— START Input records —

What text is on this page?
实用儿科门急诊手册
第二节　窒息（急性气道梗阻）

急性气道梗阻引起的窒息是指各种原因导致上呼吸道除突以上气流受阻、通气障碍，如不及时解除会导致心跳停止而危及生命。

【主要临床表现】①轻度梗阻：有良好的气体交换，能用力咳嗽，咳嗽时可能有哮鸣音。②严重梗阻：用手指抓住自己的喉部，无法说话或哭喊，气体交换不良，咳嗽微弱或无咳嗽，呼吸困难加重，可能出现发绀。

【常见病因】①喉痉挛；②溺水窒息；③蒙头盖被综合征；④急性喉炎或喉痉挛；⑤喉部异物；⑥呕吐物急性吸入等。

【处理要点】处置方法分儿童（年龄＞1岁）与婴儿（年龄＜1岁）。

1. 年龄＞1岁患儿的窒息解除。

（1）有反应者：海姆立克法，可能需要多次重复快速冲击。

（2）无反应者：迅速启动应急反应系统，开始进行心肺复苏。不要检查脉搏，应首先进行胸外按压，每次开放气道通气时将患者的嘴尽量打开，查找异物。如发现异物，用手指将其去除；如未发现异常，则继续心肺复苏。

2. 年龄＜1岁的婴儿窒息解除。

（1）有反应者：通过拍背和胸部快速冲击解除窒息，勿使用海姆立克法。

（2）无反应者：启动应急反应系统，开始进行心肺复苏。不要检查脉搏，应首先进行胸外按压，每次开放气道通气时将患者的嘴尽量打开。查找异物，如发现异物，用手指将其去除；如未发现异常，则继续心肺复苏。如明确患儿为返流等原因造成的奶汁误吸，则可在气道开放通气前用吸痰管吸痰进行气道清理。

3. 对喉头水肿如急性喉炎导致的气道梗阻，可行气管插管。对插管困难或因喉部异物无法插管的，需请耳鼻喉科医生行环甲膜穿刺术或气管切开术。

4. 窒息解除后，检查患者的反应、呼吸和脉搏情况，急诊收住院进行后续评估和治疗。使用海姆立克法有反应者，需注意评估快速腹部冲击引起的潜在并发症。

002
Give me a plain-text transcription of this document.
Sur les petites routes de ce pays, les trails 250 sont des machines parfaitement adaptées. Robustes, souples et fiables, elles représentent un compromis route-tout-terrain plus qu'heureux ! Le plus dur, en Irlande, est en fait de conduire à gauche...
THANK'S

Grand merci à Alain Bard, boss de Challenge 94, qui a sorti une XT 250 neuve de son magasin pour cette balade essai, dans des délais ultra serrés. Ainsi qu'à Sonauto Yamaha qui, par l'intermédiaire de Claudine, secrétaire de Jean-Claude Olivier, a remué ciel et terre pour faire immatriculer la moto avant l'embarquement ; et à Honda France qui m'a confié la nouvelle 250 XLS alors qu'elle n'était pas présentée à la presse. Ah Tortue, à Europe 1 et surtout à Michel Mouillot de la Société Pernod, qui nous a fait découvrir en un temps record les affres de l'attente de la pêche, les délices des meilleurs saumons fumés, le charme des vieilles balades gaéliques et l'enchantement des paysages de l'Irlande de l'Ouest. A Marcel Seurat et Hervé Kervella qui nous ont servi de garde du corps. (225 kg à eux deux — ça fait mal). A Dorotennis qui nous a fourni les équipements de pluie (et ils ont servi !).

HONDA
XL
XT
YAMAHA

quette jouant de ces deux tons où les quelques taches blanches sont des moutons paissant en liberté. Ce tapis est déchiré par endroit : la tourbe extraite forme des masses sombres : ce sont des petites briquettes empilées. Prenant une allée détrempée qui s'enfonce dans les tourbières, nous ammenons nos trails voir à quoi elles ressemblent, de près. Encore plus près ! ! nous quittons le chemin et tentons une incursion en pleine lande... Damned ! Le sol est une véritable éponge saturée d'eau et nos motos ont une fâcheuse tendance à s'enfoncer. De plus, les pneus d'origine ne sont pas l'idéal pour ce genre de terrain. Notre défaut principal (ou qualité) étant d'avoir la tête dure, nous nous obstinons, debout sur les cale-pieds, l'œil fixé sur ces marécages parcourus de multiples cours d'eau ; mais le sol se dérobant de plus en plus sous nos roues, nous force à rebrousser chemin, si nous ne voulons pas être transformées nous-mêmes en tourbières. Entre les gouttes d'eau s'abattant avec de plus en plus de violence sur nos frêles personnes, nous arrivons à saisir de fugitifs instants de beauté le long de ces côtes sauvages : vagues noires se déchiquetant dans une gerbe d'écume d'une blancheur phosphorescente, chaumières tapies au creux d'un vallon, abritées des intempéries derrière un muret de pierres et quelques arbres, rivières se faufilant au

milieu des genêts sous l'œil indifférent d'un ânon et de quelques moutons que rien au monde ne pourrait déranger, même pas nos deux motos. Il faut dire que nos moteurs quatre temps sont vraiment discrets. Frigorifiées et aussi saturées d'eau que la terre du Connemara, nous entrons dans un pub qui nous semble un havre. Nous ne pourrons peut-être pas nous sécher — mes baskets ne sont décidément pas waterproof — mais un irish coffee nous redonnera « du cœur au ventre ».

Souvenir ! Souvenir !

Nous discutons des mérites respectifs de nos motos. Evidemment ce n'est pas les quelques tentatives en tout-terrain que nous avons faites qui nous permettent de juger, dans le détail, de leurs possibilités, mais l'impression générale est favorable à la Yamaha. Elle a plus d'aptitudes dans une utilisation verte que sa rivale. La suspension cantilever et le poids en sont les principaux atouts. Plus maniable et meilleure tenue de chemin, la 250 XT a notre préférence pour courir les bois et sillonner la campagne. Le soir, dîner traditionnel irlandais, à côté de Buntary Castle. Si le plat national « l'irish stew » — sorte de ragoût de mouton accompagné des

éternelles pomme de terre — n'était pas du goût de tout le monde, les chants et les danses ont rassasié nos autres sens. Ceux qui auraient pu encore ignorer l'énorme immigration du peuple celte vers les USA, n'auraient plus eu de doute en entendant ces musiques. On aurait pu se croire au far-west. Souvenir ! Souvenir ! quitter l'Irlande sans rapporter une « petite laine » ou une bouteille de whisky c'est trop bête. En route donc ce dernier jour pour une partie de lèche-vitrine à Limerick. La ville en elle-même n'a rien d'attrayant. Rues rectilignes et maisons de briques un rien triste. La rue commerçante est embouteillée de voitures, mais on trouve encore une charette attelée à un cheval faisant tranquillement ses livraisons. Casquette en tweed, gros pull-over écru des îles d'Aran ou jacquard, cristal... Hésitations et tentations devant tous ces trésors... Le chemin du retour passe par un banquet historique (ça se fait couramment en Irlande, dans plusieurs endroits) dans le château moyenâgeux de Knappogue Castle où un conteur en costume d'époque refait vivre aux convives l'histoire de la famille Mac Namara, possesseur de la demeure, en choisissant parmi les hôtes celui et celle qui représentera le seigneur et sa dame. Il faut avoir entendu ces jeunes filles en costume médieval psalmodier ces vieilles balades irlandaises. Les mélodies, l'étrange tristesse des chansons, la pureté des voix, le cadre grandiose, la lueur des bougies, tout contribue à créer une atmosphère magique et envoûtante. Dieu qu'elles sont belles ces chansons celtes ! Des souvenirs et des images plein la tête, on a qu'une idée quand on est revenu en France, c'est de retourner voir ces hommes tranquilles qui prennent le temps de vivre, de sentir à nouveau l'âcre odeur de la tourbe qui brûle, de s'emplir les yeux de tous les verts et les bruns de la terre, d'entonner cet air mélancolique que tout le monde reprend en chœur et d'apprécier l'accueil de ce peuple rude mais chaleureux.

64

— END Input records —

» **Exercise brief**: Every entry above should be retyped exactly as shown.

» **Task output**:
What text is on this page?
实用儿科门急诊手册
第二节　窒息（急性气道梗阻）

急性气道梗阻引起的窒息是指各种原因导致上呼吸道除突以上气流受阻、通气障碍，如不及时解除会导致心跳停止而危及生命。

【主要临床表现】①轻度梗阻：有良好的气体交换，能用力咳嗽，咳嗽时可能有哮鸣音。②严重梗阻：用手指抓住自己的喉部，无法说话或哭喊，气体交换不良，咳嗽微弱或无咳嗽，呼吸困难加重，可能出现发绀。

【常见病因】①喉痉挛；②溺水窒息；③蒙头盖被综合征；④急性喉炎或喉痉挛；⑤喉部异物；⑥呕吐物急性吸入等。

【处理要点】处置方法分儿童（年龄＞1岁）与婴儿（年龄＜1岁）。

1. 年龄＞1岁患儿的窒息解除。

（1）有反应者：海姆立克法，可能需要多次重复快速冲击。

（2）无反应者：迅速启动应急反应系统，开始进行心肺复苏。不要检查脉搏，应首先进行胸外按压，每次开放气道通气时将患者的嘴尽量打开，查找异物。如发现异物，用手指将其去除；如未发现异常，则继续心肺复苏。

2. 年龄＜1岁的婴儿窒息解除。

（1）有反应者：通过拍背和胸部快速冲击解除窒息，勿使用海姆立克法。

（2）无反应者：启动应急反应系统，开始进行心肺复苏。不要检查脉搏，应首先进行胸外按压，每次开放气道通气时将患者的嘴尽量打开。查找异物，如发现异物，用手指将其去除；如未发现异常，则继续心肺复苏。如明确患儿为返流等原因造成的奶汁误吸，则可在气道开放通气前用吸痰管吸痰进行气道清理。

3. 对喉头水肿如急性喉炎导致的气道梗阻，可行气管插管。对插管困难或因喉部异物无法插管的，需请耳鼻喉科医生行环甲膜穿刺术或气管切开术。

4. 窒息解除后，检查患者的反应、呼吸和脉搏情况，急诊收住院进行后续评估和治疗。使用海姆立克法有反应者，需注意评估快速腹部冲击引起的潜在并发症。

002
Give me a plain-text transcription of this document.
Sur les petites routes de ce pays, les trails 250 sont des machines parfaitement adaptées. Robustes, souples et fiables, elles représentent un compromis route-tout-terrain plus qu'heureux ! Le plus dur, en Irlande, est en fait de conduire à gauche...
THANK'S

Grand merci à Alain Bard, boss de Challenge 94, qui a sorti une XT 250 neuve de son magasin pour cette balade essai, dans des délais ultra serrés. Ainsi qu'à Sonauto Yamaha qui, par l'intermédiaire de Claudine, secrétaire de Jean-Claude Olivier, a remué ciel et terre pour faire immatriculer la moto avant l'embarquement ; et à Honda France qui m'a confié la nouvelle 250 XLS alors qu'elle n'était pas présentée à la presse. Ah Tortue, à Europe 1 et surtout à Michel Mouillot de la Société Pernod, qui nous a fait découvrir en un temps record les affres de l'attente de la pêche, les délices des meilleurs saumons fumés, le charme des vieilles balades gaéliques et l'enchantement des paysages de l'Irlande de l'Ouest. A Marcel Seurat et Hervé Kervella qui nous ont servi de garde du corps. (225 kg à eux deux — ça fait mal). A Dorotennis qui nous a fourni les équipements de pluie (et ils ont servi !).

HONDA
XL
XT
YAMAHA

quette jouant de ces deux tons où les quelques taches blanches sont des moutons paissant en liberté. Ce tapis est déchiré par endroit : la tourbe extraite forme des masses sombres : ce sont des petites briquettes empilées. Prenant une allée détrempée qui s'enfonce dans les tourbières, nous ammenons nos trails voir à quoi elles ressemblent, de près. Encore plus près ! ! nous quittons le chemin et tentons une incursion en pleine lande... Damned ! Le sol est une véritable éponge saturée d'eau et nos motos ont une fâcheuse tendance à s'enfoncer. De plus, les pneus d'origine ne sont pas l'idéal pour ce genre de terrain. Notre défaut principal (ou qualité) étant d'avoir la tête dure, nous nous obstinons, debout sur les cale-pieds, l'œil fixé sur ces marécages parcourus de multiples cours d'eau ; mais le sol se dérobant de plus en plus sous nos roues, nous force à rebrousser chemin, si nous ne voulons pas être transformées nous-mêmes en tourbières. Entre les gouttes d'eau s'abattant avec de plus en plus de violence sur nos frêles personnes, nous arrivons à saisir de fugitifs instants de beauté le long de ces côtes sauvages : vagues noires se déchiquetant dans une gerbe d'écume d'une blancheur phosphorescente, chaumières tapies au creux d'un vallon, abritées des intempéries derrière un muret de pierres et quelques arbres, rivières se faufilant au

milieu des genêts sous l'œil indifférent d'un ânon et de quelques moutons que rien au monde ne pourrait déranger, même pas nos deux motos. Il faut dire que nos moteurs quatre temps sont vraiment discrets. Frigorifiées et aussi saturées d'eau que la terre du Connemara, nous entrons dans un pub qui nous semble un havre. Nous ne pourrons peut-être pas nous sécher — mes baskets ne sont décidément pas waterproof — mais un irish coffee nous redonnera « du cœur au ventre ».

Souvenir ! Souvenir !

Nous discutons des mérites respectifs de nos motos. Evidemment ce n'est pas les quelques tentatives en tout-terrain que nous avons faites qui nous permettent de juger, dans le détail, de leurs possibilités, mais l'impression générale est favorable à la Yamaha. Elle a plus d'aptitudes dans une utilisation verte que sa rivale. La suspension cantilever et le poids en sont les principaux atouts. Plus maniable et meilleure tenue de chemin, la 250 XT a notre préférence pour courir les bois et sillonner la campagne. Le soir, dîner traditionnel irlandais, à côté de Buntary Castle. Si le plat national « l'irish stew » — sorte de ragoût de mouton accompagné des

éternelles pomme de terre — n'était pas du goût de tout le monde, les chants et les danses ont rassasié nos autres sens. Ceux qui auraient pu encore ignorer l'énorme immigration du peuple celte vers les USA, n'auraient plus eu de doute en entendant ces musiques. On aurait pu se croire au far-west. Souvenir ! Souvenir ! quitter l'Irlande sans rapporter une « petite laine » ou une bouteille de whisky c'est trop bête. En route donc ce dernier jour pour une partie de lèche-vitrine à Limerick. La ville en elle-même n'a rien d'attrayant. Rues rectilignes et maisons de briques un rien triste. La rue commerçante est embouteillée de voitures, mais on trouve encore une charette attelée à un cheval faisant tranquillement ses livraisons. Casquette en tweed, gros pull-over écru des îles d'Aran ou jacquard, cristal... Hésitations et tentations devant tous ces trésors... Le chemin du retour passe par un banquet historique (ça se fait couramment en Irlande, dans plusieurs endroits) dans le château moyenâgeux de Knappogue Castle où un conteur en costume d'époque refait vivre aux convives l'histoire de la famille Mac Namara, possesseur de la demeure, en choisissant parmi les hôtes celui et celle qui représentera le seigneur et sa dame. Il faut avoir entendu ces jeunes filles en costume médieval psalmodier ces vieilles balades irlandaises. Les mélodies, l'étrange tristesse des chansons, la pureté des voix, le cadre grandiose, la lueur des bougies, tout contribue à créer une atmosphère magique et envoûtante. Dieu qu'elles sont belles ces chansons celtes ! Des souvenirs et des images plein la tête, on a qu'une idée quand on est revenu en France, c'est de retourner voir ces hommes tranquilles qui prennent le temps de vivre, de sentir à nouveau l'âcre odeur de la tourbe qui brûle, de s'emplir les yeux de tous les verts et les bruns de la terre, d'entonner cet air mélancolique que tout le monde reprend en chœur et d'apprécier l'accueil de ce peuple rude mais chaleureux.

64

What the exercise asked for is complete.